[Exercise requirements] Can you give the material below again with every "row-label" replaced by "row-header" and everything else left unchanged?
********************
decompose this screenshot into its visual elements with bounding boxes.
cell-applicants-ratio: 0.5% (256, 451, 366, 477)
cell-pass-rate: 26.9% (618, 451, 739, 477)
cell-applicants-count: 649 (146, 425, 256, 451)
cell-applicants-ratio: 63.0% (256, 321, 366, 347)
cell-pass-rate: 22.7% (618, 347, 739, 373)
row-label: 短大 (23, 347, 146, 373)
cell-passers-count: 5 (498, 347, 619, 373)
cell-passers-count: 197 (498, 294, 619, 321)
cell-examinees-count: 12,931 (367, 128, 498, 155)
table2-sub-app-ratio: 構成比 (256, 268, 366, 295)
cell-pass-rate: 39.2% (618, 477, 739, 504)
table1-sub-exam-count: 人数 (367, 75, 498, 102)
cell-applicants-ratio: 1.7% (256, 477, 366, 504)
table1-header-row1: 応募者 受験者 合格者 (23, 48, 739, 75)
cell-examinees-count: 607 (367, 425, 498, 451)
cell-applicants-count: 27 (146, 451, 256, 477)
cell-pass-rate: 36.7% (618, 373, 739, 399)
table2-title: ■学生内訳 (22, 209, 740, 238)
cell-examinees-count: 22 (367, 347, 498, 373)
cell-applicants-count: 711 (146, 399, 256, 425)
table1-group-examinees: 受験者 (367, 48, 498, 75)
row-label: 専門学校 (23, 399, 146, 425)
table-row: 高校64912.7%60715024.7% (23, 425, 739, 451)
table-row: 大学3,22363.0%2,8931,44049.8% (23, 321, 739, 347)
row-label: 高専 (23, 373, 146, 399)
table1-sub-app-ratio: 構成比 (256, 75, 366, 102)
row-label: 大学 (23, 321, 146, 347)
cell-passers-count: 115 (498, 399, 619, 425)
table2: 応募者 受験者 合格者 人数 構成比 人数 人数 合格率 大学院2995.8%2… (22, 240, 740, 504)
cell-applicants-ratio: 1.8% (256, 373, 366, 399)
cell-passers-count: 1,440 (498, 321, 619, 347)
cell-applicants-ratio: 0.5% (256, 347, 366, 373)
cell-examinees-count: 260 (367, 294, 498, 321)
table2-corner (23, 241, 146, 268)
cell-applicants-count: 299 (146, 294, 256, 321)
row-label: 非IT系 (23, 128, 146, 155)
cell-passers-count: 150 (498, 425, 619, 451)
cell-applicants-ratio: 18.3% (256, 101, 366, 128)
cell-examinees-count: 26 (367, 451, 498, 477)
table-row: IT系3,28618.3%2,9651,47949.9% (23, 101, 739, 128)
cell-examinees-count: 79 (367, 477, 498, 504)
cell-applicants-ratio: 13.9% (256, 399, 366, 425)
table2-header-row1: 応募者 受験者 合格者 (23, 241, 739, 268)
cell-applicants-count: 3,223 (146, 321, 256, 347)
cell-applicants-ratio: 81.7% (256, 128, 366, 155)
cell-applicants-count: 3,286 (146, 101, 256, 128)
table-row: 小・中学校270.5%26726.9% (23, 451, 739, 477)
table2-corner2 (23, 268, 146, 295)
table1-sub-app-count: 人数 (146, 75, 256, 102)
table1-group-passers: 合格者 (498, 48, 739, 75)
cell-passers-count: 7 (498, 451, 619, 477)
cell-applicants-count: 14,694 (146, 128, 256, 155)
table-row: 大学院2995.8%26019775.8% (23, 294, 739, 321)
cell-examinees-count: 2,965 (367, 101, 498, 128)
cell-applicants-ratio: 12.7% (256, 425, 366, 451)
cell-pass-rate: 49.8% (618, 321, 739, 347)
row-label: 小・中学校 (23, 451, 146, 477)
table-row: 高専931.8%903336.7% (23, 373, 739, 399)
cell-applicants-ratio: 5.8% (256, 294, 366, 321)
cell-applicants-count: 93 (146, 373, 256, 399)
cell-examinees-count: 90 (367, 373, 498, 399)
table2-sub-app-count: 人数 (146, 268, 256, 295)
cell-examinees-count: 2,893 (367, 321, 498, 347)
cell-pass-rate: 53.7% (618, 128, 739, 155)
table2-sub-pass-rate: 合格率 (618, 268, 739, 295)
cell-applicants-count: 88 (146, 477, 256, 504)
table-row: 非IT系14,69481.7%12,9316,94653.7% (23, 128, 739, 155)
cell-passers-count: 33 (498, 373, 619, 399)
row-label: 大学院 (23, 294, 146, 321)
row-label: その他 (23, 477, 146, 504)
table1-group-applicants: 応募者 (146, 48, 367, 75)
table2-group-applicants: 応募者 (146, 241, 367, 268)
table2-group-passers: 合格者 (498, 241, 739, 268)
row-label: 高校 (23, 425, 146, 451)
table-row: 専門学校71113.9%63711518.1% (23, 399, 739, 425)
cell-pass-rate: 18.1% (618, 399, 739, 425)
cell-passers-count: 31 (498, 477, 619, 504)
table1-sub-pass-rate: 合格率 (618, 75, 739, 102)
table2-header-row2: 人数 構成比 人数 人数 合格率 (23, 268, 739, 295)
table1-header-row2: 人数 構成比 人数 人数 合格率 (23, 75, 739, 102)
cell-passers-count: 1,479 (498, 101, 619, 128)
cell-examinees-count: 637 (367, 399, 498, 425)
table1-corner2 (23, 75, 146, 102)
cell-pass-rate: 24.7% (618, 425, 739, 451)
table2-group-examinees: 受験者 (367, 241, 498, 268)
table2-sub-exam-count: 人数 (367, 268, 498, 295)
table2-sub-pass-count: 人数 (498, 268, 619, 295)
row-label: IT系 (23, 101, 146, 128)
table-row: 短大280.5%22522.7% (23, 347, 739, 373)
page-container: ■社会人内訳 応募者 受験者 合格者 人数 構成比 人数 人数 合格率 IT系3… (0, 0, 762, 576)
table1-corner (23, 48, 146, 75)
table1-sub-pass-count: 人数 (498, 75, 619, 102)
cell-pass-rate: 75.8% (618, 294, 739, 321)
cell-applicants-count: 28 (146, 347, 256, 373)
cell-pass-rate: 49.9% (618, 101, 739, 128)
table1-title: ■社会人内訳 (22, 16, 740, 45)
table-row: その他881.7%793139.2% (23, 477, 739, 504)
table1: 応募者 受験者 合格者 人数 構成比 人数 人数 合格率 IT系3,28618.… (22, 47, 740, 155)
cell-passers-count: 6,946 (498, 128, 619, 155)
********************
[Exercise result]
decompose this screenshot into its visual elements with bounding boxes.
cell-applicants-ratio: 0.5% (256, 451, 366, 477)
cell-pass-rate: 26.9% (618, 451, 739, 477)
cell-applicants-count: 649 (146, 425, 256, 451)
cell-applicants-ratio: 63.0% (256, 321, 366, 347)
cell-pass-rate: 22.7% (618, 347, 739, 373)
row-header: 短大 (23, 347, 146, 373)
cell-passers-count: 5 (498, 347, 619, 373)
cell-passers-count: 197 (498, 294, 619, 321)
cell-examinees-count: 12,931 (367, 128, 498, 155)
table2-sub-app-ratio: 構成比 (256, 268, 366, 295)
cell-pass-rate: 39.2% (618, 477, 739, 504)
table1-sub-exam-count: 人数 (367, 75, 498, 102)
cell-applicants-ratio: 1.7% (256, 477, 366, 504)
table1-header-row1: 応募者 受験者 合格者 (23, 48, 739, 75)
cell-examinees-count: 607 (367, 425, 498, 451)
cell-applicants-count: 27 (146, 451, 256, 477)
cell-pass-rate: 36.7% (618, 373, 739, 399)
table2-title: ■学生内訳 (22, 209, 740, 238)
cell-examinees-count: 22 (367, 347, 498, 373)
cell-applicants-count: 711 (146, 399, 256, 425)
table1-group-examinees: 受験者 (367, 48, 498, 75)
row-header: 専門学校 (23, 399, 146, 425)
table-row: 高校64912.7%60715024.7% (23, 425, 739, 451)
table-row: 大学3,22363.0%2,8931,44049.8% (23, 321, 739, 347)
row-header: 高専 (23, 373, 146, 399)
table1-sub-app-ratio: 構成比 (256, 75, 366, 102)
row-header: 大学 (23, 321, 146, 347)
cell-passers-count: 115 (498, 399, 619, 425)
table2: 応募者 受験者 合格者 人数 構成比 人数 人数 合格率 大学院2995.8%2… (22, 240, 740, 504)
cell-applicants-ratio: 1.8% (256, 373, 366, 399)
cell-passers-count: 1,440 (498, 321, 619, 347)
cell-applicants-ratio: 0.5% (256, 347, 366, 373)
cell-examinees-count: 260 (367, 294, 498, 321)
table2-corner (23, 241, 146, 268)
cell-applicants-count: 299 (146, 294, 256, 321)
row-header: 非IT系 (23, 128, 146, 155)
cell-passers-count: 150 (498, 425, 619, 451)
cell-applicants-ratio: 18.3% (256, 101, 366, 128)
cell-examinees-count: 26 (367, 451, 498, 477)
table-row: IT系3,28618.3%2,9651,47949.9% (23, 101, 739, 128)
cell-examinees-count: 79 (367, 477, 498, 504)
cell-applicants-ratio: 13.9% (256, 399, 366, 425)
table2-header-row1: 応募者 受験者 合格者 (23, 241, 739, 268)
cell-applicants-count: 3,223 (146, 321, 256, 347)
cell-applicants-ratio: 81.7% (256, 128, 366, 155)
cell-applicants-count: 3,286 (146, 101, 256, 128)
table-row: 小・中学校270.5%26726.9% (23, 451, 739, 477)
table2-corner2 (23, 268, 146, 295)
table1-sub-app-count: 人数 (146, 75, 256, 102)
table1-group-passers: 合格者 (498, 48, 739, 75)
cell-passers-count: 7 (498, 451, 619, 477)
cell-applicants-count: 14,694 (146, 128, 256, 155)
table-row: 大学院2995.8%26019775.8% (23, 294, 739, 321)
cell-examinees-count: 2,965 (367, 101, 498, 128)
cell-applicants-ratio: 12.7% (256, 425, 366, 451)
cell-pass-rate: 49.8% (618, 321, 739, 347)
row-header: 小・中学校 (23, 451, 146, 477)
table-row: 高専931.8%903336.7% (23, 373, 739, 399)
cell-applicants-ratio: 5.8% (256, 294, 366, 321)
cell-applicants-count: 93 (146, 373, 256, 399)
cell-examinees-count: 90 (367, 373, 498, 399)
table2-sub-app-count: 人数 (146, 268, 256, 295)
cell-examinees-count: 2,893 (367, 321, 498, 347)
cell-pass-rate: 53.7% (618, 128, 739, 155)
table2-sub-pass-rate: 合格率 (618, 268, 739, 295)
cell-applicants-count: 88 (146, 477, 256, 504)
table-row: 非IT系14,69481.7%12,9316,94653.7% (23, 128, 739, 155)
cell-passers-count: 33 (498, 373, 619, 399)
row-header: 大学院 (23, 294, 146, 321)
row-header: その他 (23, 477, 146, 504)
table1-group-applicants: 応募者 (146, 48, 367, 75)
table2-group-applicants: 応募者 (146, 241, 367, 268)
table2-group-passers: 合格者 (498, 241, 739, 268)
row-header: 高校 (23, 425, 146, 451)
table-row: 専門学校71113.9%63711518.1% (23, 399, 739, 425)
cell-pass-rate: 18.1% (618, 399, 739, 425)
cell-passers-count: 31 (498, 477, 619, 504)
table1-sub-pass-rate: 合格率 (618, 75, 739, 102)
table2-header-row2: 人数 構成比 人数 人数 合格率 (23, 268, 739, 295)
table1-header-row2: 人数 構成比 人数 人数 合格率 (23, 75, 739, 102)
cell-passers-count: 1,479 (498, 101, 619, 128)
cell-examinees-count: 637 (367, 399, 498, 425)
table1-corner2 (23, 75, 146, 102)
cell-pass-rate: 24.7% (618, 425, 739, 451)
table2-group-examinees: 受験者 (367, 241, 498, 268)
table2-sub-exam-count: 人数 (367, 268, 498, 295)
table2-sub-pass-count: 人数 (498, 268, 619, 295)
row-header: IT系 (23, 101, 146, 128)
table-row: 短大280.5%22522.7% (23, 347, 739, 373)
page-container: ■社会人内訳 応募者 受験者 合格者 人数 構成比 人数 人数 合格率 IT系3… (0, 0, 762, 576)
table1-corner (23, 48, 146, 75)
table1-sub-pass-count: 人数 (498, 75, 619, 102)
cell-pass-rate: 75.8% (618, 294, 739, 321)
cell-applicants-count: 28 (146, 347, 256, 373)
cell-pass-rate: 49.9% (618, 101, 739, 128)
table1-title: ■社会人内訳 (22, 16, 740, 45)
table-row: その他881.7%793139.2% (23, 477, 739, 504)
table1: 応募者 受験者 合格者 人数 構成比 人数 人数 合格率 IT系3,28618.… (22, 47, 740, 155)
cell-passers-count: 6,946 (498, 128, 619, 155)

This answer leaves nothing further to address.